**Data lines**
— Begin —
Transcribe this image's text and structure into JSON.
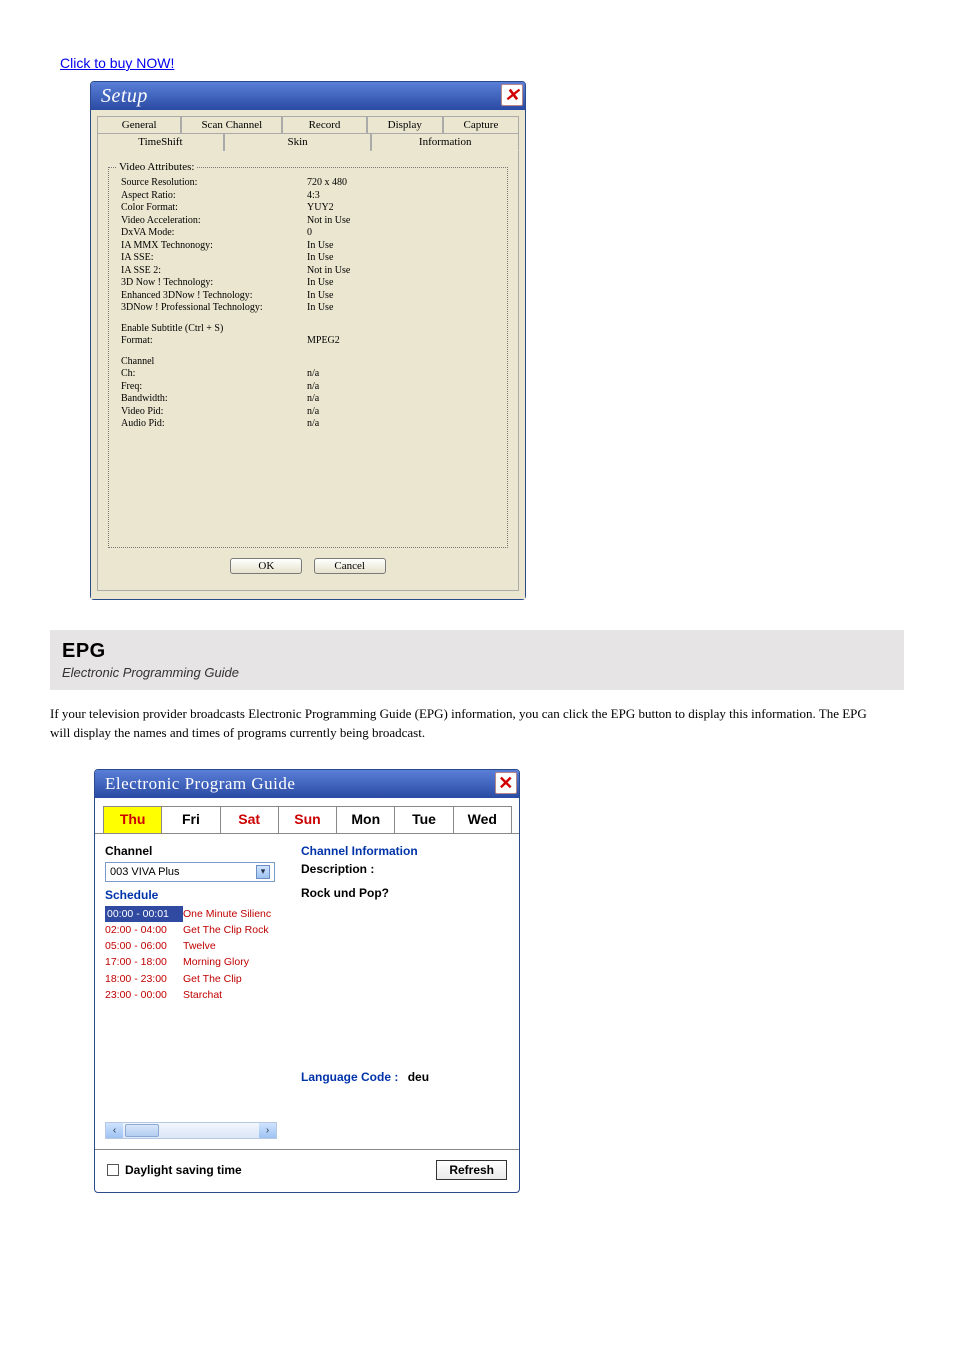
{
  "link_text": "Click to buy NOW!",
  "setup": {
    "title": "Setup",
    "tabs_row1": [
      "General",
      "Scan Channel",
      "Record",
      "Display",
      "Capture"
    ],
    "tabs_row2": [
      "TimeShift",
      "Skin",
      "Information"
    ],
    "video_attributes_legend": "Video Attributes:",
    "video_attributes": [
      {
        "k": "Source Resolution:",
        "v": "720 x 480"
      },
      {
        "k": "Aspect Ratio:",
        "v": "4:3"
      },
      {
        "k": "Color Format:",
        "v": "YUY2"
      },
      {
        "k": "Video Acceleration:",
        "v": "Not in Use"
      },
      {
        "k": "DxVA Mode:",
        "v": "0"
      },
      {
        "k": "IA MMX Technonogy:",
        "v": "In Use"
      },
      {
        "k": "IA SSE:",
        "v": "In Use"
      },
      {
        "k": "IA SSE 2:",
        "v": "Not in Use"
      },
      {
        "k": "3D Now ! Technology:",
        "v": "In Use"
      },
      {
        "k": "Enhanced 3DNow ! Technology:",
        "v": "In Use"
      },
      {
        "k": "3DNow ! Professional Technology:",
        "v": "In Use"
      }
    ],
    "subtitle": [
      {
        "k": "Enable Subtitle (Ctrl + S)",
        "v": ""
      },
      {
        "k": "Format:",
        "v": "MPEG2"
      }
    ],
    "channel_legend": "Channel",
    "channel": [
      {
        "k": "Ch:",
        "v": "n/a"
      },
      {
        "k": "Freq:",
        "v": "n/a"
      },
      {
        "k": "Bandwidth:",
        "v": "n/a"
      },
      {
        "k": "Video Pid:",
        "v": "n/a"
      },
      {
        "k": "Audio Pid:",
        "v": "n/a"
      }
    ],
    "ok": "OK",
    "cancel": "Cancel"
  },
  "section": {
    "heading": "EPG",
    "subheading": "Electronic Programming Guide",
    "para": "If your television provider broadcasts Electronic Programming Guide (EPG) information, you can click the EPG button to display this information. The EPG will display the names and times of programs currently being broadcast."
  },
  "epg": {
    "title": "Electronic Program Guide",
    "tabs": [
      "Thu",
      "Fri",
      "Sat",
      "Sun",
      "Mon",
      "Tue",
      "Wed"
    ],
    "tab_colors": {
      "active_bg": "#ffff00",
      "weekend_text": "#c00000",
      "weekday_text": "#000000"
    },
    "channel_label": "Channel",
    "channel_value": "003   VIVA Plus",
    "channel_info_label": "Channel Information",
    "description_label": "Description :",
    "description_body": "Rock und Pop?",
    "schedule_label": "Schedule",
    "schedule": [
      {
        "t": "00:00 - 00:01",
        "n": "One Minute Silienc"
      },
      {
        "t": "02:00 - 04:00",
        "n": "Get The Clip Rock"
      },
      {
        "t": "05:00 - 06:00",
        "n": "Twelve"
      },
      {
        "t": "17:00 - 18:00",
        "n": "Morning Glory"
      },
      {
        "t": "18:00 - 23:00",
        "n": "Get The Clip"
      },
      {
        "t": "23:00 - 00:00",
        "n": "Starchat"
      }
    ],
    "language_code_label": "Language Code :",
    "language_code_value": "deu",
    "dst_label": "Daylight saving time",
    "refresh": "Refresh"
  }
}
— End —
**Request**
Reproduce all of the entries word for word, skipping any pictures they hold.

**Worked answer**
Transcribe this image's text and structure into JSON.
{
  "link_text": "Click to buy NOW!",
  "setup": {
    "title": "Setup",
    "tabs_row1": [
      "General",
      "Scan Channel",
      "Record",
      "Display",
      "Capture"
    ],
    "tabs_row2": [
      "TimeShift",
      "Skin",
      "Information"
    ],
    "video_attributes_legend": "Video Attributes:",
    "video_attributes": [
      {
        "k": "Source Resolution:",
        "v": "720 x 480"
      },
      {
        "k": "Aspect Ratio:",
        "v": "4:3"
      },
      {
        "k": "Color Format:",
        "v": "YUY2"
      },
      {
        "k": "Video Acceleration:",
        "v": "Not in Use"
      },
      {
        "k": "DxVA Mode:",
        "v": "0"
      },
      {
        "k": "IA MMX Technonogy:",
        "v": "In Use"
      },
      {
        "k": "IA SSE:",
        "v": "In Use"
      },
      {
        "k": "IA SSE 2:",
        "v": "Not in Use"
      },
      {
        "k": "3D Now ! Technology:",
        "v": "In Use"
      },
      {
        "k": "Enhanced 3DNow ! Technology:",
        "v": "In Use"
      },
      {
        "k": "3DNow ! Professional Technology:",
        "v": "In Use"
      }
    ],
    "subtitle": [
      {
        "k": "Enable Subtitle (Ctrl + S)",
        "v": ""
      },
      {
        "k": "Format:",
        "v": "MPEG2"
      }
    ],
    "channel_legend": "Channel",
    "channel": [
      {
        "k": "Ch:",
        "v": "n/a"
      },
      {
        "k": "Freq:",
        "v": "n/a"
      },
      {
        "k": "Bandwidth:",
        "v": "n/a"
      },
      {
        "k": "Video Pid:",
        "v": "n/a"
      },
      {
        "k": "Audio Pid:",
        "v": "n/a"
      }
    ],
    "ok": "OK",
    "cancel": "Cancel"
  },
  "section": {
    "heading": "EPG",
    "subheading": "Electronic Programming Guide",
    "para": "If your television provider broadcasts Electronic Programming Guide (EPG) information, you can click the EPG button to display this information. The EPG will display the names and times of programs currently being broadcast."
  },
  "epg": {
    "title": "Electronic Program Guide",
    "tabs": [
      "Thu",
      "Fri",
      "Sat",
      "Sun",
      "Mon",
      "Tue",
      "Wed"
    ],
    "tab_colors": {
      "active_bg": "#ffff00",
      "weekend_text": "#c00000",
      "weekday_text": "#000000"
    },
    "channel_label": "Channel",
    "channel_value": "003   VIVA Plus",
    "channel_info_label": "Channel Information",
    "description_label": "Description :",
    "description_body": "Rock und Pop?",
    "schedule_label": "Schedule",
    "schedule": [
      {
        "t": "00:00 - 00:01",
        "n": "One Minute Silienc"
      },
      {
        "t": "02:00 - 04:00",
        "n": "Get The Clip Rock"
      },
      {
        "t": "05:00 - 06:00",
        "n": "Twelve"
      },
      {
        "t": "17:00 - 18:00",
        "n": "Morning Glory"
      },
      {
        "t": "18:00 - 23:00",
        "n": "Get The Clip"
      },
      {
        "t": "23:00 - 00:00",
        "n": "Starchat"
      }
    ],
    "language_code_label": "Language Code :",
    "language_code_value": "deu",
    "dst_label": "Daylight saving time",
    "refresh": "Refresh"
  }
}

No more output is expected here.